* START RECORD EXTRACTS *

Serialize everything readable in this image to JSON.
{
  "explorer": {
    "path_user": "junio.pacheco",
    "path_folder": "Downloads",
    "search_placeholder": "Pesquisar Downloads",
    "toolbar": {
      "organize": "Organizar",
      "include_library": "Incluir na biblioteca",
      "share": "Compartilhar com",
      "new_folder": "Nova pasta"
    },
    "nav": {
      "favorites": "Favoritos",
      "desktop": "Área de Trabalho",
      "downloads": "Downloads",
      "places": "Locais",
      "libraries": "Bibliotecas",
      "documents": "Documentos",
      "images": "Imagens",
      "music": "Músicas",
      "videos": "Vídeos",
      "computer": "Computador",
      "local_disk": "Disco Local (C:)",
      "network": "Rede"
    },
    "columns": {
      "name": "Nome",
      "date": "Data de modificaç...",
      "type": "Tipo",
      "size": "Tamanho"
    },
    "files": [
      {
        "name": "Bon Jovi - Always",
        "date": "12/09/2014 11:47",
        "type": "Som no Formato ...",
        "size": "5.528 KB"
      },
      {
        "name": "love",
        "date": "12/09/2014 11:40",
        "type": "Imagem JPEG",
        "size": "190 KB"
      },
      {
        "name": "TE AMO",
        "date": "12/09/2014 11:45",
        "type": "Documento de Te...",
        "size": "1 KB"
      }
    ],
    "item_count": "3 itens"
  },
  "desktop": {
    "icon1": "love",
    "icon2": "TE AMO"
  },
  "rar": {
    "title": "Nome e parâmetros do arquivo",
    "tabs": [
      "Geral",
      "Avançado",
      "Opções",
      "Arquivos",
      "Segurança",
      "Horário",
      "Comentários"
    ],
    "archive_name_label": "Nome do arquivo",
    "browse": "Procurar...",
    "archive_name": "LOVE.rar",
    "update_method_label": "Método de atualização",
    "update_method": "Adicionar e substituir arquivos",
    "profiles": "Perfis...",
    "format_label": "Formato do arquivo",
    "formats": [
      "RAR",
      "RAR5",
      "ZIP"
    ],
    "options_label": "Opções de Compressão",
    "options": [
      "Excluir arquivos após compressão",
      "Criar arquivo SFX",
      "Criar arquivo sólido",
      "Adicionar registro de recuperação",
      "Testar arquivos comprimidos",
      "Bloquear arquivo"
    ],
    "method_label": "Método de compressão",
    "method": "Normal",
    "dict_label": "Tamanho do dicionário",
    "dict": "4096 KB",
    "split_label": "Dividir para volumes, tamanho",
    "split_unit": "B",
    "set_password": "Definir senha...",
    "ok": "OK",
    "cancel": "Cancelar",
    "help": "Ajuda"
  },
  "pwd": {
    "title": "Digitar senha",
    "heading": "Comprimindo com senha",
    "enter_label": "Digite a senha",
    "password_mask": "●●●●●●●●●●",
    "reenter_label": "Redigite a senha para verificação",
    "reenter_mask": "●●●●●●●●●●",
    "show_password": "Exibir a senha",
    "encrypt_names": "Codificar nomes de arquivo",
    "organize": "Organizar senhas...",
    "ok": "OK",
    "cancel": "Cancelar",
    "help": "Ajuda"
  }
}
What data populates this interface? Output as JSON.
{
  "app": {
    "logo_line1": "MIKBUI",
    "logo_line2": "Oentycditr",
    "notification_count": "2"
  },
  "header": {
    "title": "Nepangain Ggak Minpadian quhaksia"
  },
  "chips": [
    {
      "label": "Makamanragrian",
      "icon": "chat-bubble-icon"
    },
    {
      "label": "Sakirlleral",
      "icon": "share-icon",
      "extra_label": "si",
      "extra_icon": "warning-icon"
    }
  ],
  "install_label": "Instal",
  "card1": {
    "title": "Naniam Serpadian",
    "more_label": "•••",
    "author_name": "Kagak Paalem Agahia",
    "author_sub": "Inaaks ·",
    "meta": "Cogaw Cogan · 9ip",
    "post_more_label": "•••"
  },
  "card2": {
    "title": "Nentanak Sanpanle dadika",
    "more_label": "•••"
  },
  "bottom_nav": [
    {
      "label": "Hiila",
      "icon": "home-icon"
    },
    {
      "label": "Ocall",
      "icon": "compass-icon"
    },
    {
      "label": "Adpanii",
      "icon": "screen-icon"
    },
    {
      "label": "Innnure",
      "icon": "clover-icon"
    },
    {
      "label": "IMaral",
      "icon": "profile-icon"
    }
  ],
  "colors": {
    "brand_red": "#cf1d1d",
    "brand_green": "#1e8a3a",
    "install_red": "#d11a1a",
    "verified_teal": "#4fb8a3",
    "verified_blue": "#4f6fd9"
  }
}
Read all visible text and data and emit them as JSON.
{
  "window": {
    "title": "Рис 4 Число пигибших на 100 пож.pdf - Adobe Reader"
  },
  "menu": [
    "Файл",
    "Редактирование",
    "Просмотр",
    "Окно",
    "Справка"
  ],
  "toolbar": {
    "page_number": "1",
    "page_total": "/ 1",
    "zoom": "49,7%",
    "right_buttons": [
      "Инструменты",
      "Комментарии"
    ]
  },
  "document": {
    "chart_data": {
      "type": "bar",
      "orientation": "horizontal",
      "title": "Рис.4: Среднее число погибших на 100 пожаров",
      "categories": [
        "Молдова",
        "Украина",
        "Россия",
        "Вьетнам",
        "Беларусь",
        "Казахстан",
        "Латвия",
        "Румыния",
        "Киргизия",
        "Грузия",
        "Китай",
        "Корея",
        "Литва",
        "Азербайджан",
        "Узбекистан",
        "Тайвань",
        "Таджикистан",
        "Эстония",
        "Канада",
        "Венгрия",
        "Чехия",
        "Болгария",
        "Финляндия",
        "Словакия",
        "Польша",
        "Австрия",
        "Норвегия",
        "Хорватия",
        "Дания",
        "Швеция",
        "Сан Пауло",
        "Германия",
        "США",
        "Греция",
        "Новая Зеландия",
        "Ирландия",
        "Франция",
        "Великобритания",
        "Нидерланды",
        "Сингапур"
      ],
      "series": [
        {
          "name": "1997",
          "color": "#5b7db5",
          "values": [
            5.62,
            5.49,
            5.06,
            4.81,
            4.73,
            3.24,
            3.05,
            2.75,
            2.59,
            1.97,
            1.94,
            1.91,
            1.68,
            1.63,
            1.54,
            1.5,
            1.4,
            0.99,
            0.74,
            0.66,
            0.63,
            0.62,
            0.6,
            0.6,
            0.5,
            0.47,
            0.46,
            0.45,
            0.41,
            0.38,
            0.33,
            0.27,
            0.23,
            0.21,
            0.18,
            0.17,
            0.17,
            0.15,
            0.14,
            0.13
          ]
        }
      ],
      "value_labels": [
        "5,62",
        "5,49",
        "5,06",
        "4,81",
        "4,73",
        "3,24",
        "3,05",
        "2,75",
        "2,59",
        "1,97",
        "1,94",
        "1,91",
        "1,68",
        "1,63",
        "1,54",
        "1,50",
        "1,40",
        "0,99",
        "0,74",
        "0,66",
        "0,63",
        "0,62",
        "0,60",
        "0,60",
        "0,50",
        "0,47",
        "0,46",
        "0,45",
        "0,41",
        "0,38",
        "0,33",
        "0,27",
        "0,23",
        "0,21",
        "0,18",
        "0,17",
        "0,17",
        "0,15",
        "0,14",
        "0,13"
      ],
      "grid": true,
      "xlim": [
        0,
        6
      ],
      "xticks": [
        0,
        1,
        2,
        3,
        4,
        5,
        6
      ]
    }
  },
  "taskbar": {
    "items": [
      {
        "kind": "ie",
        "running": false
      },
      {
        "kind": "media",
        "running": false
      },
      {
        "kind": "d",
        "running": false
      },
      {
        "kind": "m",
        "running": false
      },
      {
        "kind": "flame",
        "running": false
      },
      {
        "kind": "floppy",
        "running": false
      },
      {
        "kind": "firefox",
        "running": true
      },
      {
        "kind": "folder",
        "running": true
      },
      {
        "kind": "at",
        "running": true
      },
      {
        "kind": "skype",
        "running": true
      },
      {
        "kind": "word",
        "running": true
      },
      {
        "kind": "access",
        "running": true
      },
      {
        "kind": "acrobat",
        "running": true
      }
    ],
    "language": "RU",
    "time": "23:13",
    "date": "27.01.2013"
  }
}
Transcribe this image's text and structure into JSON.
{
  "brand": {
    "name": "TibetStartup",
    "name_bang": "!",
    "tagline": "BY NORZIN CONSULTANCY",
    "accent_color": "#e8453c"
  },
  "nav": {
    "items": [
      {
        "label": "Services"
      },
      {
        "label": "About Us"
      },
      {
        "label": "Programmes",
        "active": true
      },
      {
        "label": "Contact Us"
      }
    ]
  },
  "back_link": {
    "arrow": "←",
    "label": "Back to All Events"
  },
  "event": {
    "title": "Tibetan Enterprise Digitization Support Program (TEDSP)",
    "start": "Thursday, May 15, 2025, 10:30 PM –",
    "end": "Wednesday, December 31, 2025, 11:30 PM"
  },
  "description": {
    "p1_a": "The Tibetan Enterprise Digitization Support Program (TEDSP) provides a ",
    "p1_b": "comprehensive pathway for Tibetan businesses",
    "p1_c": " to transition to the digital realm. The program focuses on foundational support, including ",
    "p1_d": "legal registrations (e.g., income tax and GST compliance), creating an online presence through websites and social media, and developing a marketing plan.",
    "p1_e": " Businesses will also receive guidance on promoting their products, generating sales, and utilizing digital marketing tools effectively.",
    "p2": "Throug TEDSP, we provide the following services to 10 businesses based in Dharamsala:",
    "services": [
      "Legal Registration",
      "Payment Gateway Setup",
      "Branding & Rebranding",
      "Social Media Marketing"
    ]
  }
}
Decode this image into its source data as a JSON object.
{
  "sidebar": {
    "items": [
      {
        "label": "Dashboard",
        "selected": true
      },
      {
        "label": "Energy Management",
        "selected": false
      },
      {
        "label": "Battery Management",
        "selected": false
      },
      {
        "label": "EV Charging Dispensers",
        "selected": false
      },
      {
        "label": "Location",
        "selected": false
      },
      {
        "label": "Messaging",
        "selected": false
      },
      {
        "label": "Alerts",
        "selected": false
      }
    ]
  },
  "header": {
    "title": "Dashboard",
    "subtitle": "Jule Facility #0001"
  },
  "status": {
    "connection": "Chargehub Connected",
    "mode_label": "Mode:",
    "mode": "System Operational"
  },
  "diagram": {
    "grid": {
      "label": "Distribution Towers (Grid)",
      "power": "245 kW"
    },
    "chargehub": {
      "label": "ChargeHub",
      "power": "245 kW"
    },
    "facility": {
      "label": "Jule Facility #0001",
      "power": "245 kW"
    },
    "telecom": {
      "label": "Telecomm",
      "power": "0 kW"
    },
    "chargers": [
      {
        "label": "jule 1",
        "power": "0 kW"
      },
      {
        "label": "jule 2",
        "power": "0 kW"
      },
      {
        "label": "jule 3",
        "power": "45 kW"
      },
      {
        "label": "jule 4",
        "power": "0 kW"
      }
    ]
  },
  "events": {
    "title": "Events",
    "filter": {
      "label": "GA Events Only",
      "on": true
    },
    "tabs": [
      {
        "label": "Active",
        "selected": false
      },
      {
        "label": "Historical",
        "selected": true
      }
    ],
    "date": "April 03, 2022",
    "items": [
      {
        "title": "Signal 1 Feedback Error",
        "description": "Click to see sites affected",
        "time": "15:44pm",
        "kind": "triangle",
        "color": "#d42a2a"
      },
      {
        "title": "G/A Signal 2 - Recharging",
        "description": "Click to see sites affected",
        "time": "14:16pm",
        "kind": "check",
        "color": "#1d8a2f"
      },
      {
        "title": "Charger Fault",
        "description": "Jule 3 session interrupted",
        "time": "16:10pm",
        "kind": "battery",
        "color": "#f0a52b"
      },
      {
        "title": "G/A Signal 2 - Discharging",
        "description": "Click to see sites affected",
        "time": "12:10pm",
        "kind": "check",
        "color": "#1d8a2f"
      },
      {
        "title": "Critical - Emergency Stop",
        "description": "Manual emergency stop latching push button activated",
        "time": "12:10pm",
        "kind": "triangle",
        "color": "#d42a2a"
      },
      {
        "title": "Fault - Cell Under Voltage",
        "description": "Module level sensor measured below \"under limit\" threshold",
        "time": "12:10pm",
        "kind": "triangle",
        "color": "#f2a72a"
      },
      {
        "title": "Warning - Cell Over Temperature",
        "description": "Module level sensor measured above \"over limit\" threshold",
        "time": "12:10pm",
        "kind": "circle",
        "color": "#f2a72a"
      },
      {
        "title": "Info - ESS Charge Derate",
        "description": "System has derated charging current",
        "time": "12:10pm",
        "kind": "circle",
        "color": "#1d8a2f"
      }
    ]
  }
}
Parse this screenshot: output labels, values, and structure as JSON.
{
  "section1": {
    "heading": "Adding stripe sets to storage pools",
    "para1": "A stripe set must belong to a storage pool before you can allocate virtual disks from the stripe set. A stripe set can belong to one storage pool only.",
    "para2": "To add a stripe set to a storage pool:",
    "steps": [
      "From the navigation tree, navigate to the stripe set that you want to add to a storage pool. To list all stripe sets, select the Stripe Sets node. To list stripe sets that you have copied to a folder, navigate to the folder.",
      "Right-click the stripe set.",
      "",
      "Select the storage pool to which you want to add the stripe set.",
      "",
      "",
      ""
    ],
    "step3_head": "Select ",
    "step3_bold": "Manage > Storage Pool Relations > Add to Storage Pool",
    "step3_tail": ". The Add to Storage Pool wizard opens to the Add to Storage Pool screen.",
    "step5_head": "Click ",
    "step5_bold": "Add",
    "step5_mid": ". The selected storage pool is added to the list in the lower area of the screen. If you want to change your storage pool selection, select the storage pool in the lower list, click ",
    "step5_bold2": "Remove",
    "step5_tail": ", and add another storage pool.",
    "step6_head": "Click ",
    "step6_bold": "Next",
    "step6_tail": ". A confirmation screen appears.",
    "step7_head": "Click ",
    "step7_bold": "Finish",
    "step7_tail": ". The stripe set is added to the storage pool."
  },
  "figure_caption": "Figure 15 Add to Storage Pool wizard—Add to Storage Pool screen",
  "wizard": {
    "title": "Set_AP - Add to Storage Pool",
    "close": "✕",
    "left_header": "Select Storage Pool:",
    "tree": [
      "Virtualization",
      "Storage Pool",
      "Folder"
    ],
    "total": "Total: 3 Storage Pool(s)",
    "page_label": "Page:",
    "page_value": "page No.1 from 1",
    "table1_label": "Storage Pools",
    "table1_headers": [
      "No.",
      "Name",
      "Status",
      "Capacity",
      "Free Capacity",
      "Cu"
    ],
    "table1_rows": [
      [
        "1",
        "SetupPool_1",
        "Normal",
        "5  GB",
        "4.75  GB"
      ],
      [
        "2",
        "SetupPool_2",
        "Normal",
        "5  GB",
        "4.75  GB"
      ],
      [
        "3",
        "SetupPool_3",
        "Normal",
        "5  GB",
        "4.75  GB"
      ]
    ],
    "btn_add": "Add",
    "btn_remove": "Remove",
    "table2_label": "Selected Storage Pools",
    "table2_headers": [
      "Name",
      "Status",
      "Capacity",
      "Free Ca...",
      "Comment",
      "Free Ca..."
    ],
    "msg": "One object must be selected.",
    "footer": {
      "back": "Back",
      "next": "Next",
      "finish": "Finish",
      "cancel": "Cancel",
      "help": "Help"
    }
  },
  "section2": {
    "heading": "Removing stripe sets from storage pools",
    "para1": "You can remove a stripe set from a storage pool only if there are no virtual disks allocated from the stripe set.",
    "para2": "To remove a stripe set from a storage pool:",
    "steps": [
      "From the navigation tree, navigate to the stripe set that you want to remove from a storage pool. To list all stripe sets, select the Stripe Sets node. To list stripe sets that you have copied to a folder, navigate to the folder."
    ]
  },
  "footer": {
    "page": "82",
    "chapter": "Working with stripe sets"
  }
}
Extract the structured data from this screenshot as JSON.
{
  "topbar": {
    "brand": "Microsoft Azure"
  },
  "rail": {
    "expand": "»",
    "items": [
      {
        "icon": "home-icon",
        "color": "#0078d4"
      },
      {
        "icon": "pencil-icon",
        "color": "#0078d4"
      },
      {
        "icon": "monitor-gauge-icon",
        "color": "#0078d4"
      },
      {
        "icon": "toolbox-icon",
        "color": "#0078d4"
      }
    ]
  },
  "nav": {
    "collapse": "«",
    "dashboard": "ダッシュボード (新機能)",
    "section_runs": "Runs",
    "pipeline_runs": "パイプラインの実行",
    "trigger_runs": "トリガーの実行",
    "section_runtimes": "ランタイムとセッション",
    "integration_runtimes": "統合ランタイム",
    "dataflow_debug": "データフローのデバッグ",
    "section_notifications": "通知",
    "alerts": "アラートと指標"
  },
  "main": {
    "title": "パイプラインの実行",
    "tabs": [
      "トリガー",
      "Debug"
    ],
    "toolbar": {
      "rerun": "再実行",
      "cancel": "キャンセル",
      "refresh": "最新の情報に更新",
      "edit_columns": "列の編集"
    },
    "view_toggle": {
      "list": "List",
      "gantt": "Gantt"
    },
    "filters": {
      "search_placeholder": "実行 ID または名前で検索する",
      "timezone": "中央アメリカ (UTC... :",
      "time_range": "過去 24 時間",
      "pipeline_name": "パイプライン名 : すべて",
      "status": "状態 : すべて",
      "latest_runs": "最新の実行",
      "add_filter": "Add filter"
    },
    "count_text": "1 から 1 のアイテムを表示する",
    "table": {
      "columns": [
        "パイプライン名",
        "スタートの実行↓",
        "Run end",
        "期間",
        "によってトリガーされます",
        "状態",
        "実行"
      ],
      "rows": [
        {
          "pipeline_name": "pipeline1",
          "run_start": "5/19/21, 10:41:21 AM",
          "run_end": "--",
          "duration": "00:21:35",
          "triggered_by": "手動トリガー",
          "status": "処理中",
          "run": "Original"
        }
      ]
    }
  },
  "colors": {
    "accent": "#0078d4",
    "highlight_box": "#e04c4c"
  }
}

* END RECORD EXTRACTS *

• **EXERCISE BRIEF**
Pull out each line containing the word "copied" and copy it.

• **EXERCISE SOLUTION**
      "From the navigation tree, navigate to the stripe set that you want to add to a storage pool. To list all stripe sets, select the Stripe Sets node. To list stripe sets that you have copied to a folder, navigate to the folder.",
      "From the navigation tree, navigate to the stripe set that you want to remove from a storage pool. To list all stripe sets, select the Stripe Sets node. To list stripe sets that you have copied to a folder, navigate to the folder."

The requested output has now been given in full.